### [Written request]
Copy the records that follow exactly as written, but not their pictures.

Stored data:
++++
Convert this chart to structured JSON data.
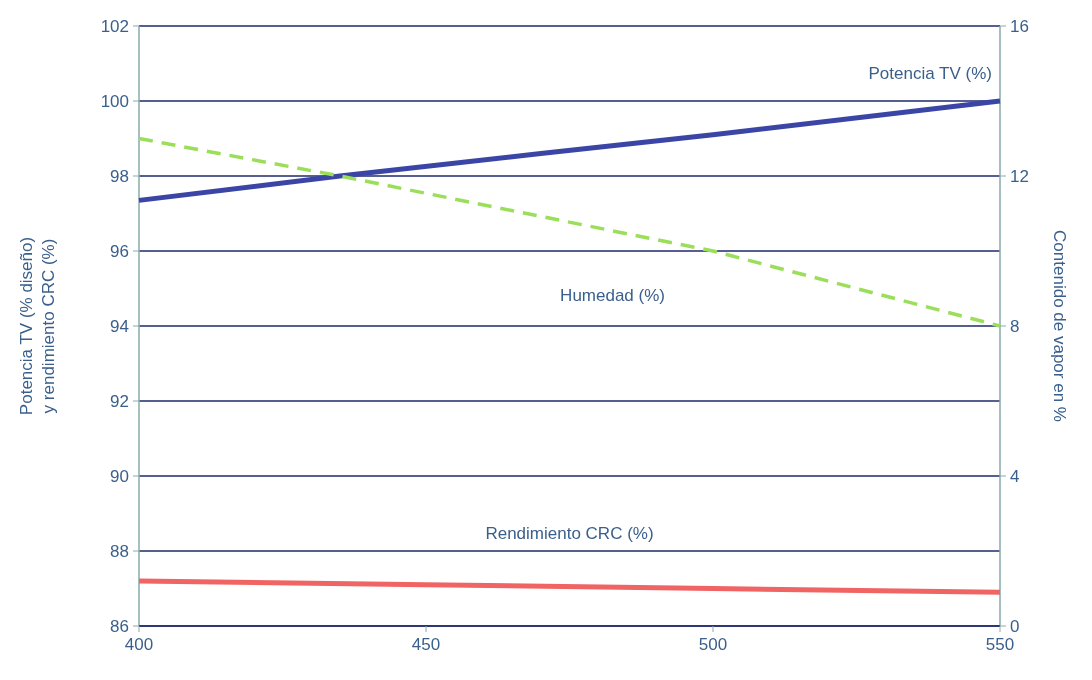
{
  "chart_data": {
    "type": "line",
    "x": [
      400,
      435,
      470,
      500,
      550
    ],
    "xlim": [
      400,
      550
    ],
    "xticks": [
      400,
      450,
      500,
      550
    ],
    "ylim": [
      86,
      102
    ],
    "yticks": [
      86,
      88,
      90,
      92,
      94,
      96,
      98,
      100,
      102
    ],
    "y2lim": [
      0,
      16
    ],
    "y2ticks": [
      0,
      4,
      8,
      12,
      16
    ],
    "ylabel": "Potencia TV (% diseño)\ny rendimiento CRC (%)",
    "y2label": "Contenido de vapor en %",
    "grid": "y",
    "series": [
      {
        "name": "Potencia TV (%)",
        "color": "#3b45a6",
        "values": [
          97.35,
          98,
          98.6,
          99.1,
          100
        ]
      },
      {
        "name": "Humedad (%)",
        "color": "#9ade5a",
        "axis": "y2",
        "line_style": "dashed",
        "x": [
          400,
          435,
          500,
          550
        ],
        "values": [
          13,
          12,
          10,
          8
        ]
      },
      {
        "name": "Rendimiento CRC (%)",
        "color": "#f06464",
        "x": [
          400,
          450,
          500,
          550
        ],
        "values": [
          87.2,
          87.1,
          87,
          86.9
        ]
      }
    ]
  }
}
++++
### [Task response]
Convert this chart to structured JSON data.
{
  "chart_data": {
    "type": "line",
    "x": [
      400,
      435,
      470,
      500,
      550
    ],
    "xlim": [
      400,
      550
    ],
    "xticks": [
      400,
      450,
      500,
      550
    ],
    "ylim": [
      86,
      102
    ],
    "yticks": [
      86,
      88,
      90,
      92,
      94,
      96,
      98,
      100,
      102
    ],
    "y2lim": [
      0,
      16
    ],
    "y2ticks": [
      0,
      4,
      8,
      12,
      16
    ],
    "ylabel": "Potencia TV (% diseño)\ny rendimiento CRC (%)",
    "y2label": "Contenido de vapor en %",
    "grid": "y",
    "series": [
      {
        "name": "Potencia TV (%)",
        "color": "#3b45a6",
        "values": [
          97.35,
          98,
          98.6,
          99.1,
          100
        ]
      },
      {
        "name": "Humedad (%)",
        "color": "#9ade5a",
        "axis": "y2",
        "line_style": "dashed",
        "x": [
          400,
          435,
          500,
          550
        ],
        "values": [
          13,
          12,
          10,
          8
        ]
      },
      {
        "name": "Rendimiento CRC (%)",
        "color": "#f06464",
        "x": [
          400,
          450,
          500,
          550
        ],
        "values": [
          87.2,
          87.1,
          87,
          86.9
        ]
      }
    ]
  }
}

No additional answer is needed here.